**Stated task:**
Transcribe the listing that follows in full, omitting pictures.

___ Records provided

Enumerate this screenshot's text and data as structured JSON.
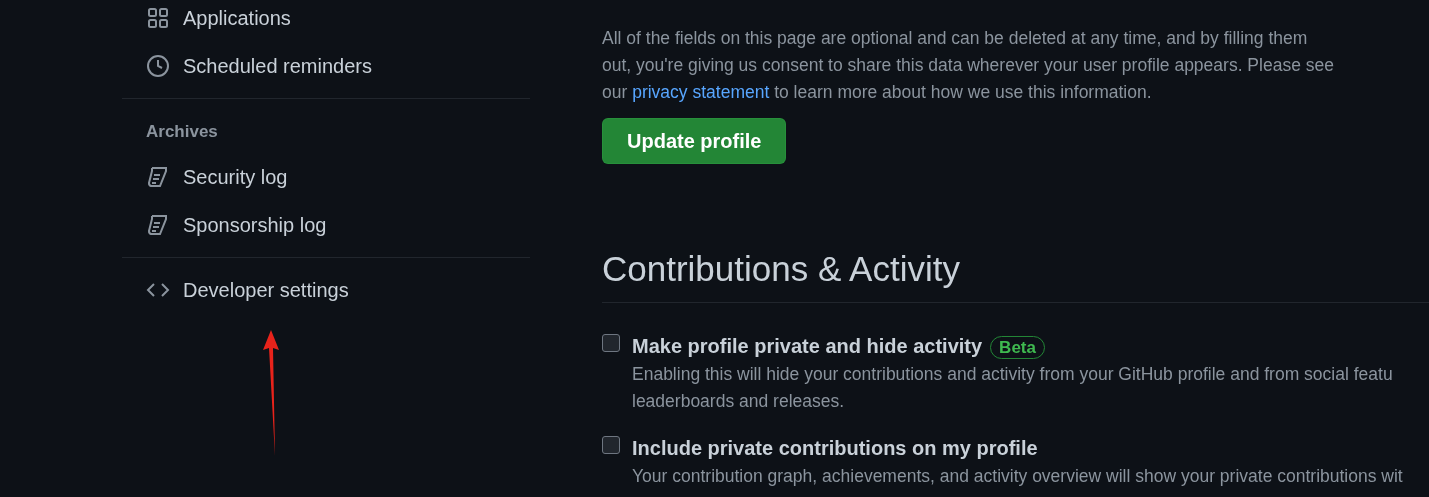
{
  "sidebar": {
    "groups": [
      {
        "items": [
          {
            "label": "Applications",
            "kind": "grid"
          },
          {
            "label": "Scheduled reminders",
            "kind": "clock"
          }
        ]
      },
      {
        "heading": "Archives",
        "items": [
          {
            "label": "Security log",
            "kind": "log"
          },
          {
            "label": "Sponsorship log",
            "kind": "log"
          }
        ]
      },
      {
        "items": [
          {
            "label": "Developer settings",
            "kind": "code"
          }
        ]
      }
    ]
  },
  "main": {
    "notice": {
      "before": "All of the fields on this page are optional and can be deleted at any time, and by filling them out, you're giving us consent to share this data wherever your user profile appears. Please see our",
      "link": "privacy statement",
      "after": "to learn more about how we use this information."
    },
    "button": "Update profile",
    "section_title": "Contributions & Activity",
    "options": [
      {
        "label": "Make profile private and hide activity",
        "badge": "Beta",
        "checked": false,
        "description": "Enabling this will hide your contributions and activity from your GitHub profile and from social featu",
        "description_2": "leaderboards and releases."
      },
      {
        "label": "Include private contributions on my profile",
        "checked": false,
        "description": "Your contribution graph, achievements, and activity overview will show your private contributions wit"
      }
    ]
  },
  "annotation": {
    "kind": "arrow"
  }
}
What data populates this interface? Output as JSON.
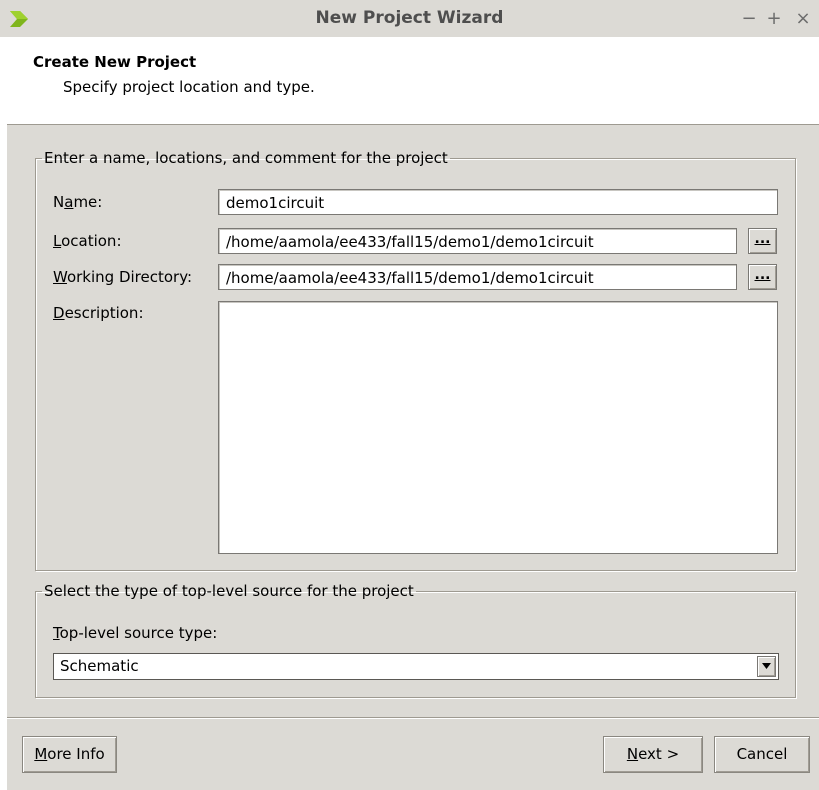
{
  "window": {
    "title": "New Project Wizard",
    "minimize": "−",
    "maximize": "+",
    "close": "×"
  },
  "header": {
    "title": "Create New Project",
    "subtitle": "Specify project location and type."
  },
  "project_group": {
    "legend": "Enter a name, locations, and comment for the project",
    "name_label_pre": "N",
    "name_label_u": "a",
    "name_label_post": "me:",
    "name_value": "demo1circuit",
    "location_label_u": "L",
    "location_label_post": "ocation:",
    "location_value": "/home/aamola/ee433/fall15/demo1/demo1circuit",
    "workdir_label_u": "W",
    "workdir_label_post": "orking Directory:",
    "workdir_value": "/home/aamola/ee433/fall15/demo1/demo1circuit",
    "description_label_u": "D",
    "description_label_post": "escription:",
    "description_value": "",
    "browse_label": "..."
  },
  "source_group": {
    "legend": "Select the type of top-level source for the project",
    "type_label_u": "T",
    "type_label_post": "op-level source type:",
    "selected": "Schematic"
  },
  "footer": {
    "more_info_u": "M",
    "more_info_post": "ore Info",
    "next_u": "N",
    "next_post": "ext >",
    "cancel": "Cancel"
  },
  "colors": {
    "dialog_bg": "#dcdad5",
    "logo": "#7fb51c"
  }
}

______

**Output:**
Enumerate this screenshot's text and data as structured JSON.
{
  "sidebar": {
    "groups": [
      {
        "items": [
          {
            "label": "Applications",
            "kind": "grid"
          },
          {
            "label": "Scheduled reminders",
            "kind": "clock"
          }
        ]
      },
      {
        "heading": "Archives",
        "items": [
          {
            "label": "Security log",
            "kind": "log"
          },
          {
            "label": "Sponsorship log",
            "kind": "log"
          }
        ]
      },
      {
        "items": [
          {
            "label": "Developer settings",
            "kind": "code"
          }
        ]
      }
    ]
  },
  "main": {
    "notice": {
      "before": "All of the fields on this page are optional and can be deleted at any time, and by filling them out, you're giving us consent to share this data wherever your user profile appears. Please see our",
      "link": "privacy statement",
      "after": "to learn more about how we use this information."
    },
    "button": "Update profile",
    "section_title": "Contributions & Activity",
    "options": [
      {
        "label": "Make profile private and hide activity",
        "badge": "Beta",
        "checked": false,
        "description": "Enabling this will hide your contributions and activity from your GitHub profile and from social featu",
        "description_2": "leaderboards and releases."
      },
      {
        "label": "Include private contributions on my profile",
        "checked": false,
        "description": "Your contribution graph, achievements, and activity overview will show your private contributions wit"
      }
    ]
  },
  "annotation": {
    "kind": "arrow"
  }
}
What data populates this interface? Output as JSON.
{
  "window": {
    "title": "New Project Wizard",
    "minimize": "−",
    "maximize": "+",
    "close": "×"
  },
  "header": {
    "title": "Create New Project",
    "subtitle": "Specify project location and type."
  },
  "project_group": {
    "legend": "Enter a name, locations, and comment for the project",
    "name_label_pre": "N",
    "name_label_u": "a",
    "name_label_post": "me:",
    "name_value": "demo1circuit",
    "location_label_u": "L",
    "location_label_post": "ocation:",
    "location_value": "/home/aamola/ee433/fall15/demo1/demo1circuit",
    "workdir_label_u": "W",
    "workdir_label_post": "orking Directory:",
    "workdir_value": "/home/aamola/ee433/fall15/demo1/demo1circuit",
    "description_label_u": "D",
    "description_label_post": "escription:",
    "description_value": "",
    "browse_label": "..."
  },
  "source_group": {
    "legend": "Select the type of top-level source for the project",
    "type_label_u": "T",
    "type_label_post": "op-level source type:",
    "selected": "Schematic"
  },
  "footer": {
    "more_info_u": "M",
    "more_info_post": "ore Info",
    "next_u": "N",
    "next_post": "ext >",
    "cancel": "Cancel"
  },
  "colors": {
    "dialog_bg": "#dcdad5",
    "logo": "#7fb51c"
  }
}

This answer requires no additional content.